[Begin]
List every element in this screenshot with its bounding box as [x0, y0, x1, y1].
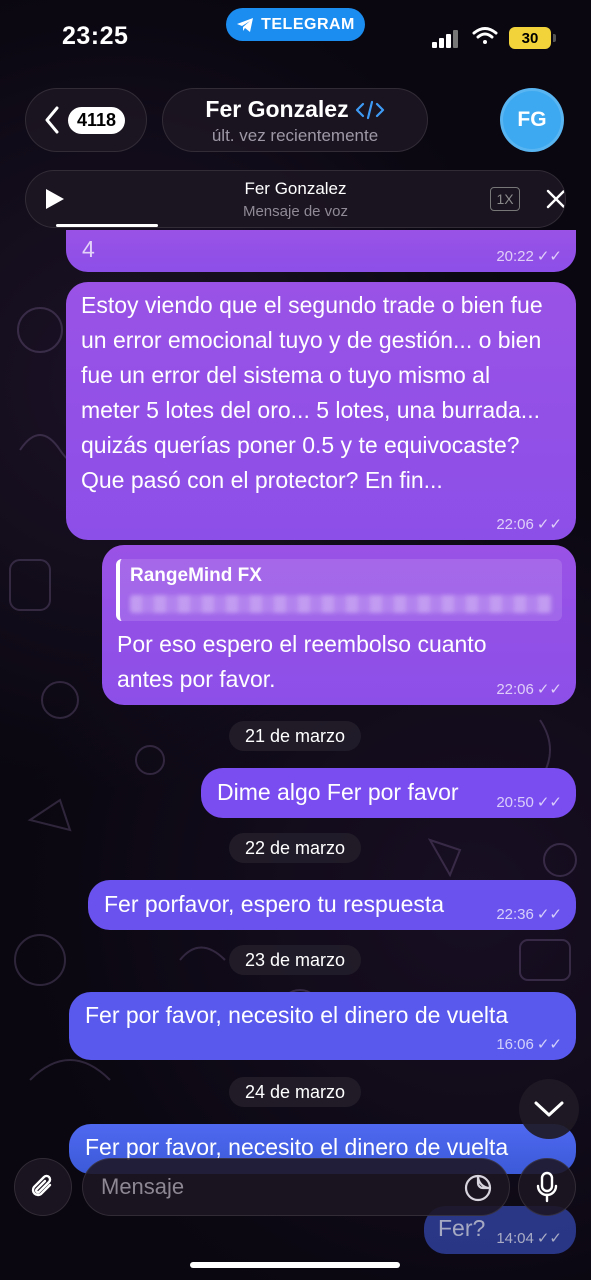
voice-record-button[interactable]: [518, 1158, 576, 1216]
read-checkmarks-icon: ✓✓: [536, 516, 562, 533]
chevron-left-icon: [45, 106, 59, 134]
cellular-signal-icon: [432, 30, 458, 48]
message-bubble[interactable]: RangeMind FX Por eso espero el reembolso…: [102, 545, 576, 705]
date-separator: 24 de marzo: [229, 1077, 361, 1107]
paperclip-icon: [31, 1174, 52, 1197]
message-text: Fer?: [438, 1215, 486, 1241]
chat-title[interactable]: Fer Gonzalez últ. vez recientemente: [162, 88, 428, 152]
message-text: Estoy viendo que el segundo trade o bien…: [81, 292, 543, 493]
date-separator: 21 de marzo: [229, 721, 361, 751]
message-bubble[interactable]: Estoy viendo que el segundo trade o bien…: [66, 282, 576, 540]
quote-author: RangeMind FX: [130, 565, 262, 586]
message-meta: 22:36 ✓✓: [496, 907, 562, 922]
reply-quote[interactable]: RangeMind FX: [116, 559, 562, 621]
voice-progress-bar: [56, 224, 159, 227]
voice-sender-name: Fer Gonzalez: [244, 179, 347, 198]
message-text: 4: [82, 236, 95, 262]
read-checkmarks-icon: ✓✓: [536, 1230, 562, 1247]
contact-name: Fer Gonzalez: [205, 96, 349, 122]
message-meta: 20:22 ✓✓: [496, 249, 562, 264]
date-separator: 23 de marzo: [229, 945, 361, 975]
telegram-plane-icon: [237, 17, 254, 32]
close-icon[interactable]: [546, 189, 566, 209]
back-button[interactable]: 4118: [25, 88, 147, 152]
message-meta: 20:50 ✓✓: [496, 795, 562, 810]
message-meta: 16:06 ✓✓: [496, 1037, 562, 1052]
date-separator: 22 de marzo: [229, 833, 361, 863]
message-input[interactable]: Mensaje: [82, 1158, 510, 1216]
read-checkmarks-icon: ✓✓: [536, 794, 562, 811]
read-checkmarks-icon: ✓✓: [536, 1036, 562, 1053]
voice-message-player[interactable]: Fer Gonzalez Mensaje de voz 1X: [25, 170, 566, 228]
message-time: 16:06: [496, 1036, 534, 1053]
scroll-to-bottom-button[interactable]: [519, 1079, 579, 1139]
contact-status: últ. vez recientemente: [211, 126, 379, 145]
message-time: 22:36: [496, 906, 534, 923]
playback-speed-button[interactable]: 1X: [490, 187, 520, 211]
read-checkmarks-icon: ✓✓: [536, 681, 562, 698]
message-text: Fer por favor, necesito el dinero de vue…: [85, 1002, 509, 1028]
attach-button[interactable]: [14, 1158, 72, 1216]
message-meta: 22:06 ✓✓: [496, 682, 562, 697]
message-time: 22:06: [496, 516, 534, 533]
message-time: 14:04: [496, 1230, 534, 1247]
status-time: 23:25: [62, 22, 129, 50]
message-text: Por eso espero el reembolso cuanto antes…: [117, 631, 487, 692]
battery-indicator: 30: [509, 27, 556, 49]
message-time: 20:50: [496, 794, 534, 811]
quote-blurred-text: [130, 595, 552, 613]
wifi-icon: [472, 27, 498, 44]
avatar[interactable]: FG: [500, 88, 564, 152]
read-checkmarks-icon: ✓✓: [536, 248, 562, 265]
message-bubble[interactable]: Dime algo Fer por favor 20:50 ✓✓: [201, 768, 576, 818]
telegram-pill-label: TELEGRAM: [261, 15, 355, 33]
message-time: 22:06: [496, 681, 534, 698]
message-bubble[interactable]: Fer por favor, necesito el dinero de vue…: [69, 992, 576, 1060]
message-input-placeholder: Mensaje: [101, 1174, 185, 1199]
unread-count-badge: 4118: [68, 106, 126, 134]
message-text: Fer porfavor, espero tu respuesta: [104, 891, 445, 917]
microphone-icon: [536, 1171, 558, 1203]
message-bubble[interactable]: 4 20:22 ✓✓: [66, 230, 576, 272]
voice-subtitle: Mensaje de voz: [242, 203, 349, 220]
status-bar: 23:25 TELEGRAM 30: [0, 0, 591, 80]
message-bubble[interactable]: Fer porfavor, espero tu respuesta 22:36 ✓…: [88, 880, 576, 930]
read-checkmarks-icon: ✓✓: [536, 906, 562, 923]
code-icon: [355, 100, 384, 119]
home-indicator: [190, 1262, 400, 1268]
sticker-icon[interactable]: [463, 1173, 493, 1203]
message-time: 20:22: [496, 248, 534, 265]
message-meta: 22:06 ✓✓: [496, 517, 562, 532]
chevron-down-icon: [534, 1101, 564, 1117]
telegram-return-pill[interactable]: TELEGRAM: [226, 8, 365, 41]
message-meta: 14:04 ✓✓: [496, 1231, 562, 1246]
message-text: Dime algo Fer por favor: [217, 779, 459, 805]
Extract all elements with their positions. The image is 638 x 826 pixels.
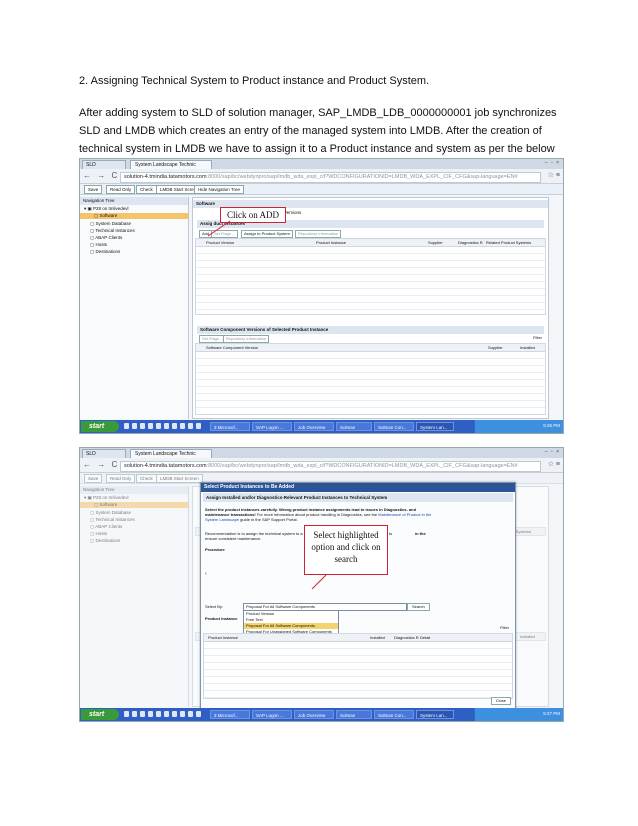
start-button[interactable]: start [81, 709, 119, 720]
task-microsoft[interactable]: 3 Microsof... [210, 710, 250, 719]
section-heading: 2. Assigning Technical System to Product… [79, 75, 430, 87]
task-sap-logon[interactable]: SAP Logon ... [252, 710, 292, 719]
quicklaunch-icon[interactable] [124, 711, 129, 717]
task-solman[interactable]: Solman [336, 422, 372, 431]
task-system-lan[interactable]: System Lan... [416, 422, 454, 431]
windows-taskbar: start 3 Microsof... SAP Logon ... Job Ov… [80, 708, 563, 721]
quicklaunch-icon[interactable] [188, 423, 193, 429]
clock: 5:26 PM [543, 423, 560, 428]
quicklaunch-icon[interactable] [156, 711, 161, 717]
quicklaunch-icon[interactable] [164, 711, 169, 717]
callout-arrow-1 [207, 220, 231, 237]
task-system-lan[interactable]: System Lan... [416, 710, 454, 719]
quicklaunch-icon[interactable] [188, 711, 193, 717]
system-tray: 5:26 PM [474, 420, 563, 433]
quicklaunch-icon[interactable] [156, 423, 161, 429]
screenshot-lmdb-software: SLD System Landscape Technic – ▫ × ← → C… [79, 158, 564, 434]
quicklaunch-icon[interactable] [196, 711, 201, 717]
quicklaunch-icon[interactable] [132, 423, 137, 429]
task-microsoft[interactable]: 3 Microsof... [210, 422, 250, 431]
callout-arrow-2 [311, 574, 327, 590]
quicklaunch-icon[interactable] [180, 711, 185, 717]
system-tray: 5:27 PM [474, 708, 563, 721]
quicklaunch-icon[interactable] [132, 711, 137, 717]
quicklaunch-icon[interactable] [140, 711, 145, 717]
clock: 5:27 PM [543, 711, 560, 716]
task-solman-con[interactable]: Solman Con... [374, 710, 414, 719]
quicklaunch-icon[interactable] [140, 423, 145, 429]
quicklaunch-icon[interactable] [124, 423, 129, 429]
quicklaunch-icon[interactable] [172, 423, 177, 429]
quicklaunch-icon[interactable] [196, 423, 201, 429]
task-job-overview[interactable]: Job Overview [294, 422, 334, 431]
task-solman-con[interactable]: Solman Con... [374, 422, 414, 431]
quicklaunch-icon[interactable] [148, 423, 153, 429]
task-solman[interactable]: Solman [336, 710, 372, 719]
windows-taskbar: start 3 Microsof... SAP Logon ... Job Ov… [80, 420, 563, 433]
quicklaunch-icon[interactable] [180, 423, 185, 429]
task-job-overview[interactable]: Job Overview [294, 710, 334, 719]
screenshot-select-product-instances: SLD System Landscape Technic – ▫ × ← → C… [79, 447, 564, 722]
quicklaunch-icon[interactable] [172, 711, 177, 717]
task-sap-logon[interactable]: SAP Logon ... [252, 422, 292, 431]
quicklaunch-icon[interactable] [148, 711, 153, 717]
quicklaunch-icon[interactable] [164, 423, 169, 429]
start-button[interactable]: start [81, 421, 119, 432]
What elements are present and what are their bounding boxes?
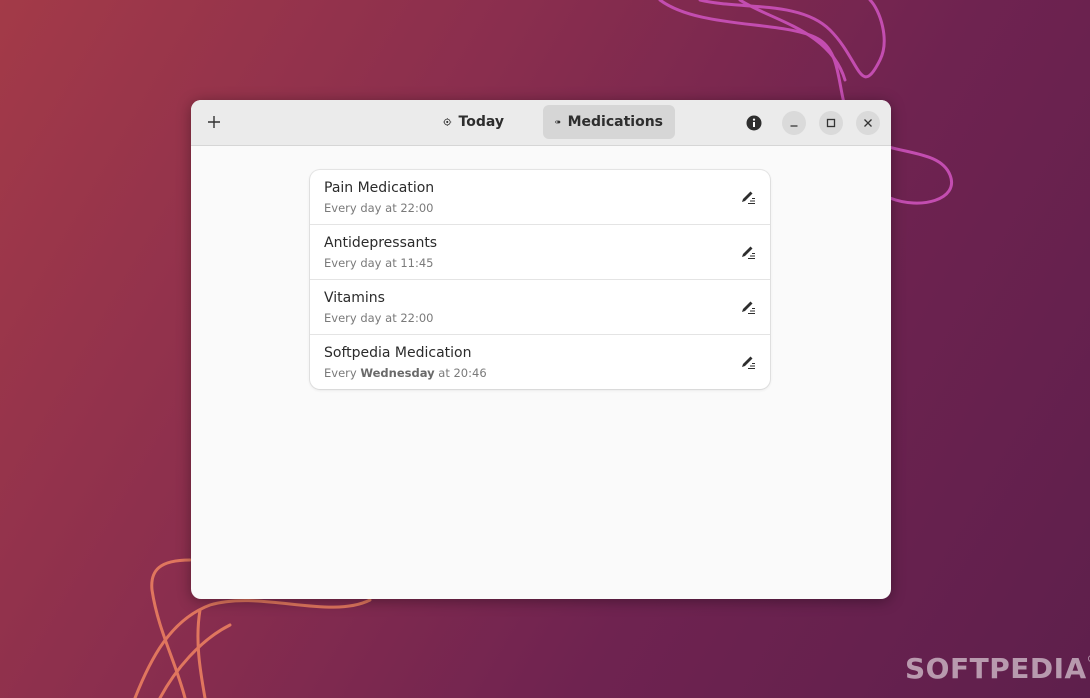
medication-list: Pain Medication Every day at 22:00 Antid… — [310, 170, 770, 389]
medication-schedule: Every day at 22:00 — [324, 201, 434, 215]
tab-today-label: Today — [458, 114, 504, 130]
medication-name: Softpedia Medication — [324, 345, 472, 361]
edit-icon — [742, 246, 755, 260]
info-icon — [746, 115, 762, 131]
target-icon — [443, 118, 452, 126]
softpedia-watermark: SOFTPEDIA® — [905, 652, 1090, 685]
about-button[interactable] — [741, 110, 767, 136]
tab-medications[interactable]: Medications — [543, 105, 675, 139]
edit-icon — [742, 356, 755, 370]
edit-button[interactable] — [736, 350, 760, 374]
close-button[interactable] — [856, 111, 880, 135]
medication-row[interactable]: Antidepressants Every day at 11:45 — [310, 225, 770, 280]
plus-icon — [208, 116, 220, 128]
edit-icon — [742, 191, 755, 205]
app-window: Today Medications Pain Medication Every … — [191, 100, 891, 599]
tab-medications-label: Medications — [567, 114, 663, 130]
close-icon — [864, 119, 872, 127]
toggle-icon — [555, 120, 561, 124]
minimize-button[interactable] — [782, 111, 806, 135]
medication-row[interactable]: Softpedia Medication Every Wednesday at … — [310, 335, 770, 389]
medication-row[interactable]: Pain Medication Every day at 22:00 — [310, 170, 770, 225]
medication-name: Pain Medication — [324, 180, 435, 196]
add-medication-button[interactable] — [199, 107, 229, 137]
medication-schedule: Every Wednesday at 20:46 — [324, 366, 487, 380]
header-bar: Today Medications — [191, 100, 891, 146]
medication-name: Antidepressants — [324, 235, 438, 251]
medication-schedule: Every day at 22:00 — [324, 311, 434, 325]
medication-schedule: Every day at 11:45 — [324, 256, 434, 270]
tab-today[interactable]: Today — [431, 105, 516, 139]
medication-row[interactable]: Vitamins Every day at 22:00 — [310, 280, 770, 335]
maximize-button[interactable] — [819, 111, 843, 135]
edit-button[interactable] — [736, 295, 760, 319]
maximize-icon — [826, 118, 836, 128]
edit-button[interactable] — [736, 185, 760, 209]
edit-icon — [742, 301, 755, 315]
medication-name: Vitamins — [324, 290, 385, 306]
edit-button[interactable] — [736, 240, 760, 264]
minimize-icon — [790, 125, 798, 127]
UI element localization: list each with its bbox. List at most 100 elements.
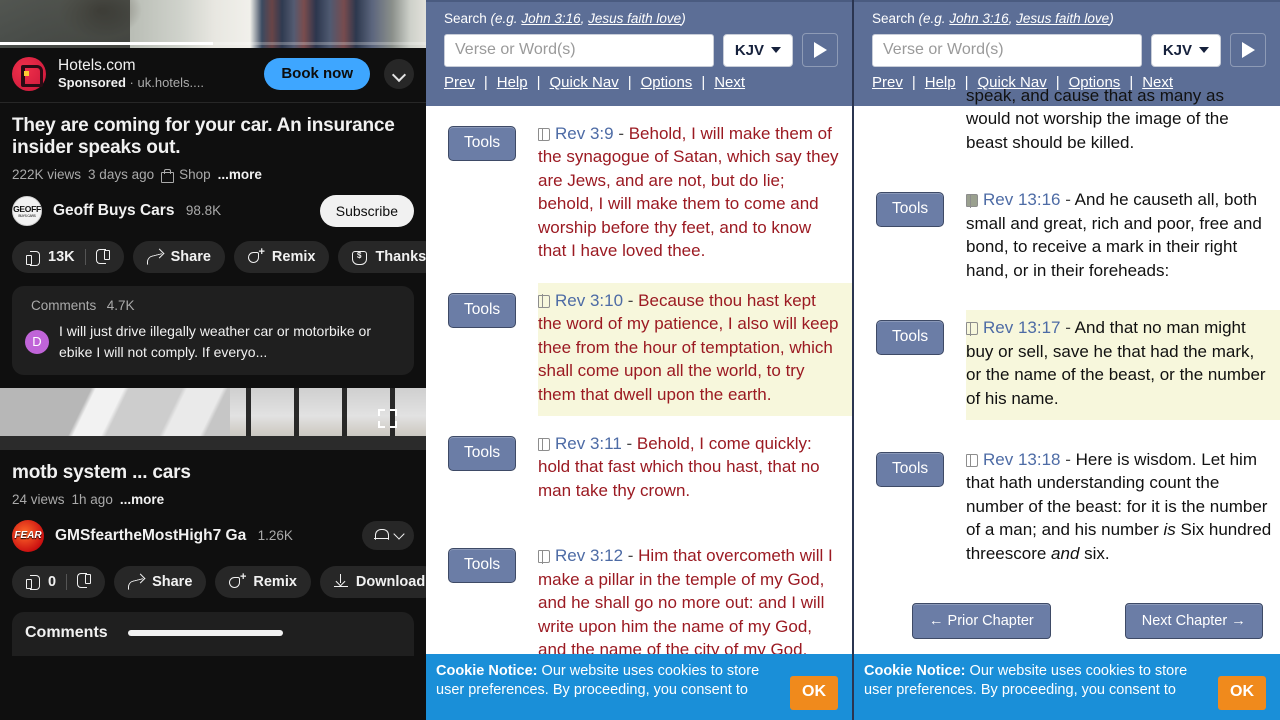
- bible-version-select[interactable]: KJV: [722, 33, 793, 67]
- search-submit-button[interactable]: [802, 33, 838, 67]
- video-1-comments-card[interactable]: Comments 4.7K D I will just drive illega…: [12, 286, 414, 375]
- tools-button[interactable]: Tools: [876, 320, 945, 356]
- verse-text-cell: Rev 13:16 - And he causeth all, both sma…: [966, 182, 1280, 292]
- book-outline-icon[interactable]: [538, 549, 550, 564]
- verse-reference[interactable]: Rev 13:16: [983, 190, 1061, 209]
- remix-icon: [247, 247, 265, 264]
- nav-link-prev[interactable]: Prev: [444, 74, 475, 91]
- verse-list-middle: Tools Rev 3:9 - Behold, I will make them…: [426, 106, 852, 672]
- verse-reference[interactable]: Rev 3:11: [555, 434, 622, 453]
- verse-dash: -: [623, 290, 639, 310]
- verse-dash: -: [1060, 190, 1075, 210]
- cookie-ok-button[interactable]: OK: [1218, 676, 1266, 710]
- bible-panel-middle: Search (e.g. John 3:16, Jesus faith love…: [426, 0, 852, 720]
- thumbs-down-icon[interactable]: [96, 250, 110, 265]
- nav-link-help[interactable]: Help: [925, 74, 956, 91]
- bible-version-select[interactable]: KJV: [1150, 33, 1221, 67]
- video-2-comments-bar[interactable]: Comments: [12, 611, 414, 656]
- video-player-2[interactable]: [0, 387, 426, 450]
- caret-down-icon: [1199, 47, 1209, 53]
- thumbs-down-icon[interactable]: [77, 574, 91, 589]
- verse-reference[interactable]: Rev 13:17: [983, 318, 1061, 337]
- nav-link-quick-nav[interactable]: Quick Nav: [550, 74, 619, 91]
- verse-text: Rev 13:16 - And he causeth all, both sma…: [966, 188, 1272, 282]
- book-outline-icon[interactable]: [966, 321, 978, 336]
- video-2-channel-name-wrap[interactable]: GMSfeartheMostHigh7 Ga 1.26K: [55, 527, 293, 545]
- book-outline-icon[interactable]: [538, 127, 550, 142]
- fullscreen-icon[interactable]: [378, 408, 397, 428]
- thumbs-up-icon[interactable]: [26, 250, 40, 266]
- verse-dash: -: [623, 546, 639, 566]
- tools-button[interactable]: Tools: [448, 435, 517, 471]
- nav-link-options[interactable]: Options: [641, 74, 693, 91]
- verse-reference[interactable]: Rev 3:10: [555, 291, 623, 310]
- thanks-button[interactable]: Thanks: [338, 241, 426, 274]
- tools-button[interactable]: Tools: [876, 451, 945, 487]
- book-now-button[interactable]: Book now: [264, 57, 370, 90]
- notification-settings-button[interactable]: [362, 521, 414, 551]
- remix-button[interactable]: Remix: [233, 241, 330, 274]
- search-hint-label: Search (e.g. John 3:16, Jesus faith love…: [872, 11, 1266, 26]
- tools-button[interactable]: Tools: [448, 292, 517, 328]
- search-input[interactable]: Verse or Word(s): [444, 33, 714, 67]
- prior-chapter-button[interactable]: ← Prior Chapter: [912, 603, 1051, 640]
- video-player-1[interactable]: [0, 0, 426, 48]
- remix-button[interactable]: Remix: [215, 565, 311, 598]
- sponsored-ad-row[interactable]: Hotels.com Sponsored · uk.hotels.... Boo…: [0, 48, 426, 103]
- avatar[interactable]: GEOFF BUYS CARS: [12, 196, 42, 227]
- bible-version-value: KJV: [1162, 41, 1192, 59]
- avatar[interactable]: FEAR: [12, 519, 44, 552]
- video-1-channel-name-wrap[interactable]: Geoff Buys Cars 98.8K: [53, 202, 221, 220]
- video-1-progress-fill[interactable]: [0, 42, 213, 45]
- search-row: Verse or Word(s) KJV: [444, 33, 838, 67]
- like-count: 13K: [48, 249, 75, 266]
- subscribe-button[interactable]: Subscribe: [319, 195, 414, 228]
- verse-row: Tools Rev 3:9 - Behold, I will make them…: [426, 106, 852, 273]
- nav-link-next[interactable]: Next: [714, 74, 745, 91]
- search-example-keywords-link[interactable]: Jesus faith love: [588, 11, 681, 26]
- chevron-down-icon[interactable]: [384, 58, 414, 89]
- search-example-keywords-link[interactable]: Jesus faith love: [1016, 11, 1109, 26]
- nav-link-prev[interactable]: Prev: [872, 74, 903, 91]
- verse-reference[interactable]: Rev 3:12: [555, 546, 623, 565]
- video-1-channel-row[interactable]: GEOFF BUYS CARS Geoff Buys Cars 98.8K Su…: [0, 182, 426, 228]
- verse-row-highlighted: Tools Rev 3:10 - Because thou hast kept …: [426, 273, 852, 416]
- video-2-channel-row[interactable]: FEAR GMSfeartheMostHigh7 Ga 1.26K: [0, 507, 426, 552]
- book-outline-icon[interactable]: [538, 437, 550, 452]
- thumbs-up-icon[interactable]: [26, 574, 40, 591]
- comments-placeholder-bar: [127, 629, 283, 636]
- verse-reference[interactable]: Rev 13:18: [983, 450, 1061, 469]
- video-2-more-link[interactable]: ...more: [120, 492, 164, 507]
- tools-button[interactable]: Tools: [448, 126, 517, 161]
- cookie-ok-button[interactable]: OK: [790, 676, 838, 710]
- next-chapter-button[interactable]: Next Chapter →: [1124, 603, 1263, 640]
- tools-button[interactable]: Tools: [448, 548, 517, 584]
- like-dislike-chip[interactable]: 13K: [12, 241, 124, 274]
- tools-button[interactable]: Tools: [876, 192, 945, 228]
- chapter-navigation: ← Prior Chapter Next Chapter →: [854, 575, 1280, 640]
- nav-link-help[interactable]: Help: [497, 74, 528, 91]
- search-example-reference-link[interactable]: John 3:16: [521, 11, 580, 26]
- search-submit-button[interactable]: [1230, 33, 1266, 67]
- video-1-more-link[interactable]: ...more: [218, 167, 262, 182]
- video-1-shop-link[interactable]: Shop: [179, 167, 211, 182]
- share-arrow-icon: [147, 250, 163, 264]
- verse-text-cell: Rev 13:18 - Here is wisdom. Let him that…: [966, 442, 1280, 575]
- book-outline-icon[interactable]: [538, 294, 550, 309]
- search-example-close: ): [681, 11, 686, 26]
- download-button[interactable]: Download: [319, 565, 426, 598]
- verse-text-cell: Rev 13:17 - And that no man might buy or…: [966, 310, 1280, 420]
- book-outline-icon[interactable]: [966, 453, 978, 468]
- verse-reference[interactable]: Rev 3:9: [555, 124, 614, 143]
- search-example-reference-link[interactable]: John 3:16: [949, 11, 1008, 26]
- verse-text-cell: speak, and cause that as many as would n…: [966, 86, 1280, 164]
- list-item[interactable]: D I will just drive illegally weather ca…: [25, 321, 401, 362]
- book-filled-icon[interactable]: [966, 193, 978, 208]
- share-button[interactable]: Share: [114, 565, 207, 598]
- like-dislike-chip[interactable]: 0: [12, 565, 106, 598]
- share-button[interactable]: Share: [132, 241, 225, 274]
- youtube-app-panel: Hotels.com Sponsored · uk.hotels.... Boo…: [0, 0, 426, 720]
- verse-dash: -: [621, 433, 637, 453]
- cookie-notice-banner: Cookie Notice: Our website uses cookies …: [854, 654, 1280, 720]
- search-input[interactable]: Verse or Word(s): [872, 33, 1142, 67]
[End]
— Exercise instructions —
Replace "search-submit-button" with "search-send-button" in the stretch of records from the line containing "- bible-version-select[interactable]: KJV: [722, 33, 793, 67]" through the line containing "- nav-link-prev[interactable]: Prev: [444, 74, 475, 91]", leaving everything else unchanged, and give only those lines.

— In response —
- bible-version-select[interactable]: KJV: [722, 33, 793, 67]
- search-send-button[interactable]: [802, 33, 838, 67]
- video-1-comments-card[interactable]: Comments 4.7K D I will just drive illega…: [12, 286, 414, 375]
- tools-button[interactable]: Tools: [876, 320, 945, 356]
- verse-text-cell: Rev 13:16 - And he causeth all, both sma…: [966, 182, 1280, 292]
- book-outline-icon[interactable]: [538, 549, 550, 564]
- verse-reference[interactable]: Rev 13:16: [983, 190, 1061, 209]
- remix-icon: [247, 247, 265, 264]
- nav-link-prev[interactable]: Prev: [444, 74, 475, 91]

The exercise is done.